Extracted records
═══

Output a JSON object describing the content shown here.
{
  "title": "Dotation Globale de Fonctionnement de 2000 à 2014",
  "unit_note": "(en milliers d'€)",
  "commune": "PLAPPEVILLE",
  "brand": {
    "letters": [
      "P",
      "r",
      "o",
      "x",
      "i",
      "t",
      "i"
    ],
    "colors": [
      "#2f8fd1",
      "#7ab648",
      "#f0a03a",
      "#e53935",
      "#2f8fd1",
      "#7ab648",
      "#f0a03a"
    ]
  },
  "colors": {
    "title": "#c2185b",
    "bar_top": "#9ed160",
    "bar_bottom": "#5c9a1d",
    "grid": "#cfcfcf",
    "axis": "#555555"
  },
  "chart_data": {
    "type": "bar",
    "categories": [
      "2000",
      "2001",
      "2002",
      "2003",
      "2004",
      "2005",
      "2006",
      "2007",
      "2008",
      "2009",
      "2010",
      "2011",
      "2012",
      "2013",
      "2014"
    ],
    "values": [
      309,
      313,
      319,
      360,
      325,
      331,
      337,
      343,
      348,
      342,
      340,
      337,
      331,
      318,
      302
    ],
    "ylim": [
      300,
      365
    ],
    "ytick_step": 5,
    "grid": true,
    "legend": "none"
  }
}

═══

Copy each line above where the string "title" occurs.

  "title": "Dotation Globale de Fonctionnement de 2000 à 2014",
    "title": "#c2185b",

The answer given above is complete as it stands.